::: EXTRAIT À LIRE

Mustapha Bidouj : «Le statut d’association a montré certaines limites»

ALM : Peut-on dire que les nouvelles technologies sont aujourd’hui au service de la microfinance ?
Mustapha Bidouj : C’est à la microfinance de les mettre à ses services. Aujourd’hui on sait qu’un système d’information peut, quand il est bien fait, aider l’institution de microfinance à faire une certaine traçabilité de la chaîne des valeurs et de l’ensemble du processus des transactions financières. Le système d’information sécurise l’information en lui offrant une certaine intégrité. Il y a beaucoup d’institutions de microfinance qui ont été confrontées à des problèmes parce que leur système d’information est défaillant. L’utilisation des nouvelles technologies n’est plus un luxe, c’est une nécessité. De plus, aujourd’hui, Bank Al Maghrib nous impose progressivement les règles prudentielles et les reportings. Il est donc obligatoire pour nous de nous équiper en systèmes d’information.

Quelles sont les principales activités de la Fondation Banque populaire pour le microcrédit?
Nous n’avons pas beaucoup d’activités, parce que la loi est très claire dans ce sens. Ce que nous faisons essentiellement c’est le financement d’activités génératrices de revenus. Cela veut dire que nous nous interdisons strictement de financer tout ce qui est consommation. Quoi que le débat est ouvert. Parce que les gens qui ont besoin de microcrédits ont aussi besoin de consommer et de s’équiper. Et nous avons constaté que souvent lorsqu’on ne finançait pas les besoins de ces personnes, elles allaient ailleurs pour se faire financer ou alors elles prenaient le capital qui est destiné à leur entreprise pour s’équiper en appareils domestiques et autres. Mais la loi nous oblige à ne financer que les activités génératrices de revenus. Nous nous limitons à cela. Nous avons développé des produits destinés au monde rural. Nous avons également établi certains produits en fonction des profils de nos clients.

Le Maroc est l’un des pays africains leaders dans le domaine de la microfinance. Quelles sont vos perspectives pour les années à venir?
D’abord, nous souhaitons avoir réellement les moyens pour toucher davantage la population rurale. 46 % de la population marocaine vit dans le milieu rural. Une partie de cette population est démunie et a besoin de nos services. Nous aimerions pouvoir dans l’avenir, grâce justement aux nouvelles technologies, pouvoir offrir à cette population une panoplie de services financiers, de manière à lui permettre de participer à la dynamique économique globale de notre pays. C’est notre ambition. La deuxième perspective qui est plus immédiate, et sur laquelle travaillent également les pouvoirs publics, c’est la possibilité de transformer les statuts de certaines associations de microcrédit notamment celles qui sont arrivées à un certain seuil en termes de taille et de rentabilité, etc. Le statut d’association a montré certaines limites. Il est donc possible pour ces associations de se transformer soit en sociétés de financement, soit en banques de microcrédit. Nous voulons par ailleurs réussir notre mission qui est celle d’accompagner des microentrepreneurs à sortir du secteur informel pour les transférer vers les secteurs formels et réussir la bancarisation.

::::::
::: DONNÉES DU JEU

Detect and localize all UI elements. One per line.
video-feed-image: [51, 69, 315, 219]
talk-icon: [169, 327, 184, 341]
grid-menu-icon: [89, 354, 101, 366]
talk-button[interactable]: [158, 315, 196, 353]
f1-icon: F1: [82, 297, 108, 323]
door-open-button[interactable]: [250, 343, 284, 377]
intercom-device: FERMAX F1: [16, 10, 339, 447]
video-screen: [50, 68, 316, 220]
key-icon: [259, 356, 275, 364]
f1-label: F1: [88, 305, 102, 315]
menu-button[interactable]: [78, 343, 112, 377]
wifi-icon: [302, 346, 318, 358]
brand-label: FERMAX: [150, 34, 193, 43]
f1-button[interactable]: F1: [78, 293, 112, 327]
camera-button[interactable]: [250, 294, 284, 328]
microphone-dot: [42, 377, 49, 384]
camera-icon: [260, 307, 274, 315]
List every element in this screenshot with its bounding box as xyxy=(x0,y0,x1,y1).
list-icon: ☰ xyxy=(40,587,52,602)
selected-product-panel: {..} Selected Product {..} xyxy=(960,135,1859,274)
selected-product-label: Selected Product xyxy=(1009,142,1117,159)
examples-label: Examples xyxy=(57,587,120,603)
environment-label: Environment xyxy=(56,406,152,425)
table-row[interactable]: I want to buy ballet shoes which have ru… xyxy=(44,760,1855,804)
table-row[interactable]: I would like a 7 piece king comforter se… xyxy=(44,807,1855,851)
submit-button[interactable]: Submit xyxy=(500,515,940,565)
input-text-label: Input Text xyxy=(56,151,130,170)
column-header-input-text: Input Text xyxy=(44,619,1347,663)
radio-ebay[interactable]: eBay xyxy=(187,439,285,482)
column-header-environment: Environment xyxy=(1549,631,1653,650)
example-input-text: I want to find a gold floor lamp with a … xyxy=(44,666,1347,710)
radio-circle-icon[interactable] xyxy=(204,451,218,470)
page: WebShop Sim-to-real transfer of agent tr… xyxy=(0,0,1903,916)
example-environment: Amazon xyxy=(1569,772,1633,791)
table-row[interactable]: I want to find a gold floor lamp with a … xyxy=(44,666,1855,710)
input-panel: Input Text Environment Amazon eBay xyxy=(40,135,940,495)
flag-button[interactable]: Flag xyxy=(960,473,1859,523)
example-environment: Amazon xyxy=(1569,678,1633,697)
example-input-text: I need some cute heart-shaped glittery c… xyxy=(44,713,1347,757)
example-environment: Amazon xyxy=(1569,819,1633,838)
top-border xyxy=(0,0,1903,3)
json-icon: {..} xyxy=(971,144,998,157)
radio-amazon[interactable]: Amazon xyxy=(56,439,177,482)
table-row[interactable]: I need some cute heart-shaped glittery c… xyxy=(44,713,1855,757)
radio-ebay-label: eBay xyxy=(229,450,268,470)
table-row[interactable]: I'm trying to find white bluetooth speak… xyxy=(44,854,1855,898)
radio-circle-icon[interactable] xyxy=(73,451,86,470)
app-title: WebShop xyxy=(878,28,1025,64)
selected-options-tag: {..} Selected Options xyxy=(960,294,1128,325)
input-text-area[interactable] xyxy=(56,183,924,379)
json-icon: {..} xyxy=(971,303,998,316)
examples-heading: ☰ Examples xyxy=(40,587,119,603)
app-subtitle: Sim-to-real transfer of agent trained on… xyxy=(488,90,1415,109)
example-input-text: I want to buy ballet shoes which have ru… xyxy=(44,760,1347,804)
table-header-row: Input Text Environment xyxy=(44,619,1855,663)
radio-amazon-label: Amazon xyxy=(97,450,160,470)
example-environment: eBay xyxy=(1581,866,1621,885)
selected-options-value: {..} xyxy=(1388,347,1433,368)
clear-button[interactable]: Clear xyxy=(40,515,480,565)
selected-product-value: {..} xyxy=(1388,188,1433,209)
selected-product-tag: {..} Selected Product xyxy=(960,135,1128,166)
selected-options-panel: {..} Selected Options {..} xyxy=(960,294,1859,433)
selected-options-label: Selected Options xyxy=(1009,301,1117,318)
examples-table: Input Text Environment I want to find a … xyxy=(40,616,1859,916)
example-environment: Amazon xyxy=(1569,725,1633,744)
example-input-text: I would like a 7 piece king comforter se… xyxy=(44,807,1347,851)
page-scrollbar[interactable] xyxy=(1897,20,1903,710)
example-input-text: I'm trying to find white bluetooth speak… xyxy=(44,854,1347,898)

::::::

> _CONSIGNE_:
Veuillez transcrire à l'identique le passage de l'entretien situé entre « ALM : Peut-on » et « en systèmes d’information. », ces deux bornes comprises. Les données n'interviennent pas ici.

> _RÉPONSE ATTENDUE_:
ALM : Peut-on dire que les nouvelles technologies sont aujourd’hui au service de la microfinance ?
Mustapha Bidouj : C’est à la microfinance de les mettre à ses services. Aujourd’hui on sait qu’un système d’information peut, quand il est bien fait, aider l’institution de microfinance à faire une certaine traçabilité de la chaîne des valeurs et de l’ensemble du processus des transactions financières. Le système d’information sécurise l’information en lui offrant une certaine intégrité. Il y a beaucoup d’institutions de microfinance qui ont été confrontées à des problèmes parce que leur système d’information est défaillant. L’utilisation des nouvelles technologies n’est plus un luxe, c’est une nécessité. De plus, aujourd’hui, Bank Al Maghrib nous impose progressivement les règles prudentielles et les reportings. Il est donc obligatoire pour nous de nous équiper en systèmes d’information.